• Written problem
Reproduce every entry that follows word for word, but omit the images.

(Rows from a dataset)
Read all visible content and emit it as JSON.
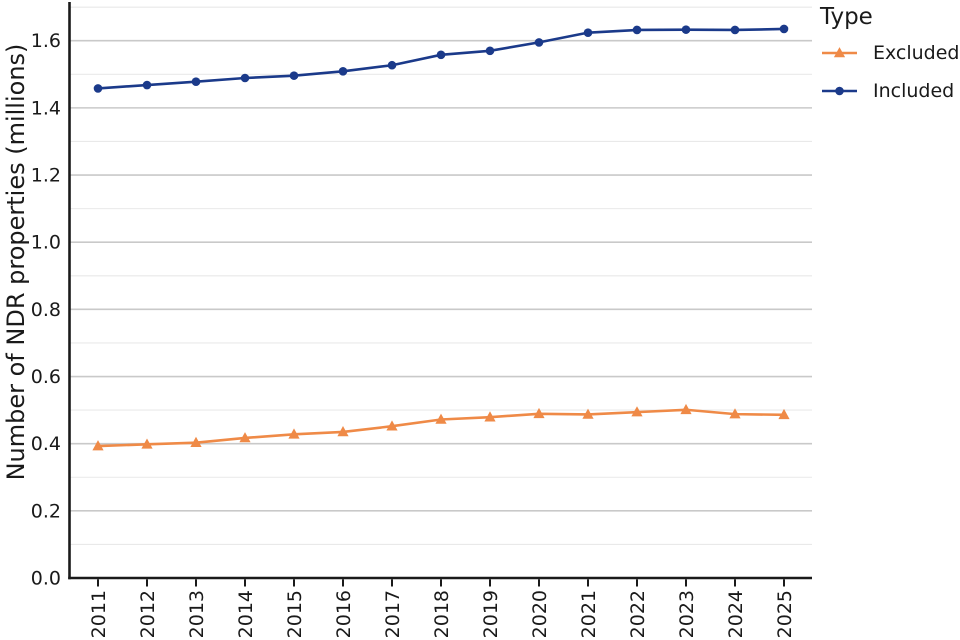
{
  "chart_data": {
    "type": "line",
    "title": "",
    "xlabel": "",
    "ylabel": "Number of NDR properties (millions)",
    "legend_title": "Type",
    "legend_position": "right",
    "grid": "horizontal-major-and-minor",
    "ylim": [
      0.0,
      1.715
    ],
    "y_ticks": [
      "0.0",
      "0.2",
      "0.4",
      "0.6",
      "0.8",
      "1.0",
      "1.2",
      "1.4",
      "1.6"
    ],
    "categories": [
      "2011",
      "2012",
      "2013",
      "2014",
      "2015",
      "2016",
      "2017",
      "2018",
      "2019",
      "2020",
      "2021",
      "2022",
      "2023",
      "2024",
      "2025"
    ],
    "series": [
      {
        "name": "Excluded",
        "marker": "triangle",
        "color": "#ef8a47",
        "values": [
          0.393,
          0.398,
          0.403,
          0.417,
          0.428,
          0.435,
          0.452,
          0.472,
          0.479,
          0.489,
          0.487,
          0.494,
          0.501,
          0.488,
          0.486
        ]
      },
      {
        "name": "Included",
        "marker": "circle",
        "color": "#1b3a8a",
        "values": [
          1.458,
          1.468,
          1.478,
          1.489,
          1.496,
          1.509,
          1.527,
          1.558,
          1.57,
          1.595,
          1.624,
          1.632,
          1.633,
          1.632,
          1.635
        ]
      }
    ],
    "colors": {
      "grid_major": "#c9c9c9",
      "grid_minor": "#e9e9e9",
      "axis": "#1a1a1a",
      "text": "#1a1a1a",
      "background": "#ffffff"
    }
  }
}
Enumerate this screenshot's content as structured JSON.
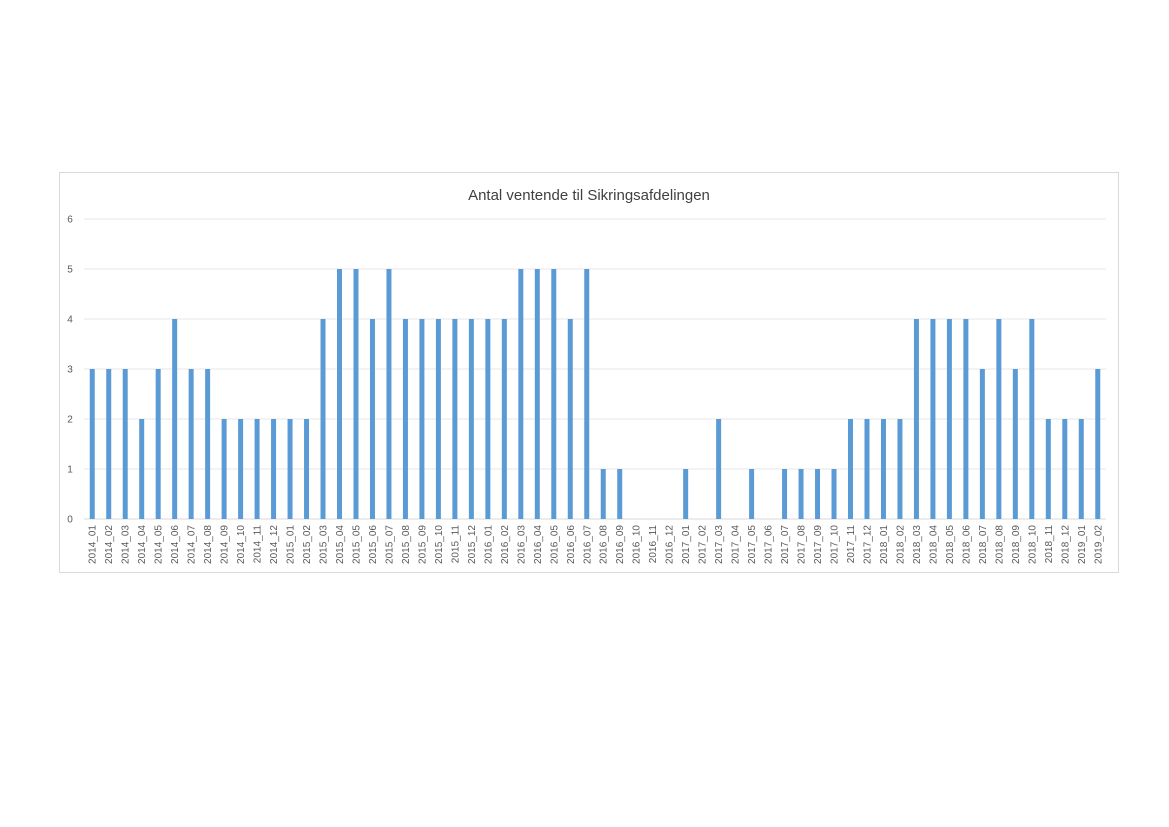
{
  "chart_data": {
    "type": "bar",
    "title": "Antal ventende til Sikringsafdelingen",
    "xlabel": "",
    "ylabel": "",
    "ylim": [
      0,
      6
    ],
    "yticks": [
      0,
      1,
      2,
      3,
      4,
      5,
      6
    ],
    "grid": true,
    "legend": "none",
    "bar_color": "#5b9bd5",
    "categories": [
      "2014_01",
      "2014_02",
      "2014_03",
      "2014_04",
      "2014_05",
      "2014_06",
      "2014_07",
      "2014_08",
      "2014_09",
      "2014_10",
      "2014_11",
      "2014_12",
      "2015_01",
      "2015_02",
      "2015_03",
      "2015_04",
      "2015_05",
      "2015_06",
      "2015_07",
      "2015_08",
      "2015_09",
      "2015_10",
      "2015_11",
      "2015_12",
      "2016_01",
      "2016_02",
      "2016_03",
      "2016_04",
      "2016_05",
      "2016_06",
      "2016_07",
      "2016_08",
      "2016_09",
      "2016_10",
      "2016_11",
      "2016_12",
      "2017_01",
      "2017_02",
      "2017_03",
      "2017_04",
      "2017_05",
      "2017_06",
      "2017_07",
      "2017_08",
      "2017_09",
      "2017_10",
      "2017_11",
      "2017_12",
      "2018_01",
      "2018_02",
      "2018_03",
      "2018_04",
      "2018_05",
      "2018_06",
      "2018_07",
      "2018_08",
      "2018_09",
      "2018_10",
      "2018_11",
      "2018_12",
      "2019_01",
      "2019_02"
    ],
    "values": [
      3,
      3,
      3,
      2,
      3,
      4,
      3,
      3,
      2,
      2,
      2,
      2,
      2,
      2,
      4,
      5,
      5,
      4,
      5,
      4,
      4,
      4,
      4,
      4,
      4,
      4,
      5,
      5,
      5,
      4,
      5,
      1,
      1,
      0,
      0,
      0,
      1,
      0,
      2,
      0,
      1,
      0,
      1,
      1,
      1,
      1,
      2,
      2,
      2,
      2,
      4,
      4,
      4,
      4,
      3,
      4,
      3,
      4,
      2,
      2,
      2,
      3
    ]
  }
}
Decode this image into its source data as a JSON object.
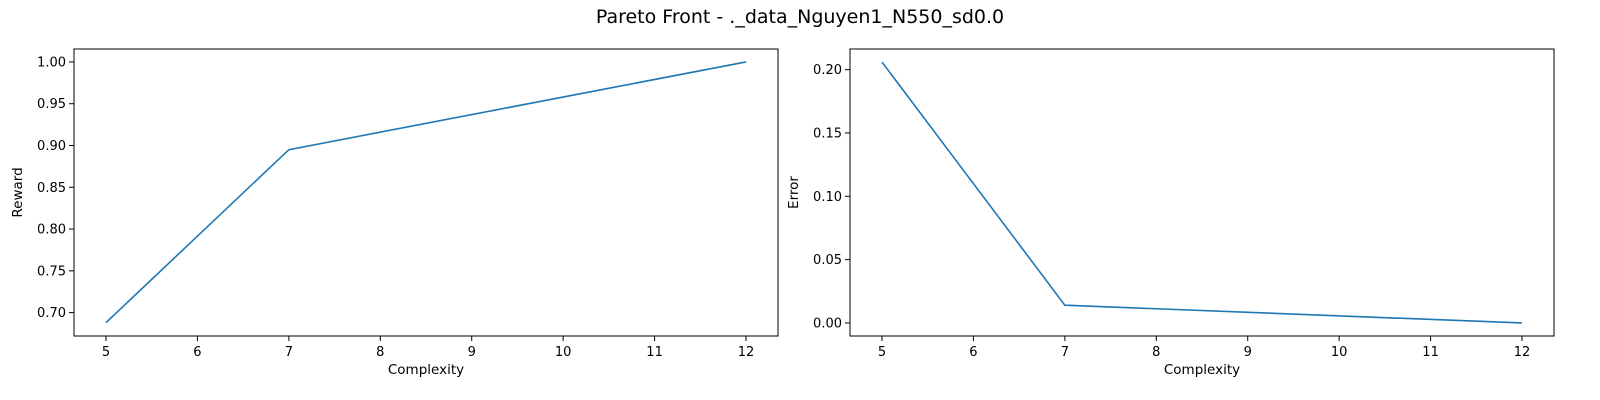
{
  "figure_title": "Pareto Front - ._data_Nguyen1_N550_sd0.0",
  "colors": {
    "line": "#1f77b4",
    "axes": "#000000"
  },
  "chart_data": [
    {
      "type": "line",
      "xlabel": "Complexity",
      "ylabel": "Reward",
      "xlim": [
        4.65,
        12.35
      ],
      "ylim": [
        0.672,
        1.0155
      ],
      "xticks": [
        5,
        6,
        7,
        8,
        9,
        10,
        11,
        12
      ],
      "xtick_labels": [
        "5",
        "6",
        "7",
        "8",
        "9",
        "10",
        "11",
        "12"
      ],
      "yticks": [
        0.7,
        0.75,
        0.8,
        0.85,
        0.9,
        0.95,
        1.0
      ],
      "ytick_labels": [
        "0.70",
        "0.75",
        "0.80",
        "0.85",
        "0.90",
        "0.95",
        "1.00"
      ],
      "grid": false,
      "x": [
        5,
        7,
        12
      ],
      "y": [
        0.688,
        0.895,
        1.0
      ]
    },
    {
      "type": "line",
      "xlabel": "Complexity",
      "ylabel": "Error",
      "xlim": [
        4.65,
        12.35
      ],
      "ylim": [
        -0.0103,
        0.2163
      ],
      "xticks": [
        5,
        6,
        7,
        8,
        9,
        10,
        11,
        12
      ],
      "xtick_labels": [
        "5",
        "6",
        "7",
        "8",
        "9",
        "10",
        "11",
        "12"
      ],
      "yticks": [
        0.0,
        0.05,
        0.1,
        0.15,
        0.2
      ],
      "ytick_labels": [
        "0.00",
        "0.05",
        "0.10",
        "0.15",
        "0.20"
      ],
      "grid": false,
      "x": [
        5,
        7,
        12
      ],
      "y": [
        0.206,
        0.014,
        0.0
      ]
    }
  ]
}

• Correct result
Read all visible content and emit it as JSON.
{
  "chart_data": {
    "type": "line",
    "title": "",
    "xlabel": "",
    "ylabel": "Number of NDR properties (millions)",
    "legend_title": "Type",
    "legend_position": "right",
    "grid": "horizontal-major-and-minor",
    "ylim": [
      0.0,
      1.715
    ],
    "y_ticks": [
      "0.0",
      "0.2",
      "0.4",
      "0.6",
      "0.8",
      "1.0",
      "1.2",
      "1.4",
      "1.6"
    ],
    "categories": [
      "2011",
      "2012",
      "2013",
      "2014",
      "2015",
      "2016",
      "2017",
      "2018",
      "2019",
      "2020",
      "2021",
      "2022",
      "2023",
      "2024",
      "2025"
    ],
    "series": [
      {
        "name": "Excluded",
        "marker": "triangle",
        "color": "#ef8a47",
        "values": [
          0.393,
          0.398,
          0.403,
          0.417,
          0.428,
          0.435,
          0.452,
          0.472,
          0.479,
          0.489,
          0.487,
          0.494,
          0.501,
          0.488,
          0.486
        ]
      },
      {
        "name": "Included",
        "marker": "circle",
        "color": "#1b3a8a",
        "values": [
          1.458,
          1.468,
          1.478,
          1.489,
          1.496,
          1.509,
          1.527,
          1.558,
          1.57,
          1.595,
          1.624,
          1.632,
          1.633,
          1.632,
          1.635
        ]
      }
    ],
    "colors": {
      "grid_major": "#c9c9c9",
      "grid_minor": "#e9e9e9",
      "axis": "#1a1a1a",
      "text": "#1a1a1a",
      "background": "#ffffff"
    }
  }
}
Enumerate this screenshot's content as structured JSON.
{
  "chart_data": {
    "type": "bar",
    "title": "Antal ventende til Sikringsafdelingen",
    "xlabel": "",
    "ylabel": "",
    "ylim": [
      0,
      6
    ],
    "yticks": [
      0,
      1,
      2,
      3,
      4,
      5,
      6
    ],
    "grid": true,
    "legend": "none",
    "bar_color": "#5b9bd5",
    "categories": [
      "2014_01",
      "2014_02",
      "2014_03",
      "2014_04",
      "2014_05",
      "2014_06",
      "2014_07",
      "2014_08",
      "2014_09",
      "2014_10",
      "2014_11",
      "2014_12",
      "2015_01",
      "2015_02",
      "2015_03",
      "2015_04",
      "2015_05",
      "2015_06",
      "2015_07",
      "2015_08",
      "2015_09",
      "2015_10",
      "2015_11",
      "2015_12",
      "2016_01",
      "2016_02",
      "2016_03",
      "2016_04",
      "2016_05",
      "2016_06",
      "2016_07",
      "2016_08",
      "2016_09",
      "2016_10",
      "2016_11",
      "2016_12",
      "2017_01",
      "2017_02",
      "2017_03",
      "2017_04",
      "2017_05",
      "2017_06",
      "2017_07",
      "2017_08",
      "2017_09",
      "2017_10",
      "2017_11",
      "2017_12",
      "2018_01",
      "2018_02",
      "2018_03",
      "2018_04",
      "2018_05",
      "2018_06",
      "2018_07",
      "2018_08",
      "2018_09",
      "2018_10",
      "2018_11",
      "2018_12",
      "2019_01",
      "2019_02"
    ],
    "values": [
      3,
      3,
      3,
      2,
      3,
      4,
      3,
      3,
      2,
      2,
      2,
      2,
      2,
      2,
      4,
      5,
      5,
      4,
      5,
      4,
      4,
      4,
      4,
      4,
      4,
      4,
      5,
      5,
      5,
      4,
      5,
      1,
      1,
      0,
      0,
      0,
      1,
      0,
      2,
      0,
      1,
      0,
      1,
      1,
      1,
      1,
      2,
      2,
      2,
      2,
      4,
      4,
      4,
      4,
      3,
      4,
      3,
      4,
      2,
      2,
      2,
      3
    ]
  }
}
Decode this image into its source data as a JSON object.
{
  "figure_title": "Pareto Front - ._data_Nguyen1_N550_sd0.0",
  "colors": {
    "line": "#1f77b4",
    "axes": "#000000"
  },
  "chart_data": [
    {
      "type": "line",
      "xlabel": "Complexity",
      "ylabel": "Reward",
      "xlim": [
        4.65,
        12.35
      ],
      "ylim": [
        0.672,
        1.0155
      ],
      "xticks": [
        5,
        6,
        7,
        8,
        9,
        10,
        11,
        12
      ],
      "xtick_labels": [
        "5",
        "6",
        "7",
        "8",
        "9",
        "10",
        "11",
        "12"
      ],
      "yticks": [
        0.7,
        0.75,
        0.8,
        0.85,
        0.9,
        0.95,
        1.0
      ],
      "ytick_labels": [
        "0.70",
        "0.75",
        "0.80",
        "0.85",
        "0.90",
        "0.95",
        "1.00"
      ],
      "grid": false,
      "x": [
        5,
        7,
        12
      ],
      "y": [
        0.688,
        0.895,
        1.0
      ]
    },
    {
      "type": "line",
      "xlabel": "Complexity",
      "ylabel": "Error",
      "xlim": [
        4.65,
        12.35
      ],
      "ylim": [
        -0.0103,
        0.2163
      ],
      "xticks": [
        5,
        6,
        7,
        8,
        9,
        10,
        11,
        12
      ],
      "xtick_labels": [
        "5",
        "6",
        "7",
        "8",
        "9",
        "10",
        "11",
        "12"
      ],
      "yticks": [
        0.0,
        0.05,
        0.1,
        0.15,
        0.2
      ],
      "ytick_labels": [
        "0.00",
        "0.05",
        "0.10",
        "0.15",
        "0.20"
      ],
      "grid": false,
      "x": [
        5,
        7,
        12
      ],
      "y": [
        0.206,
        0.014,
        0.0
      ]
    }
  ]
}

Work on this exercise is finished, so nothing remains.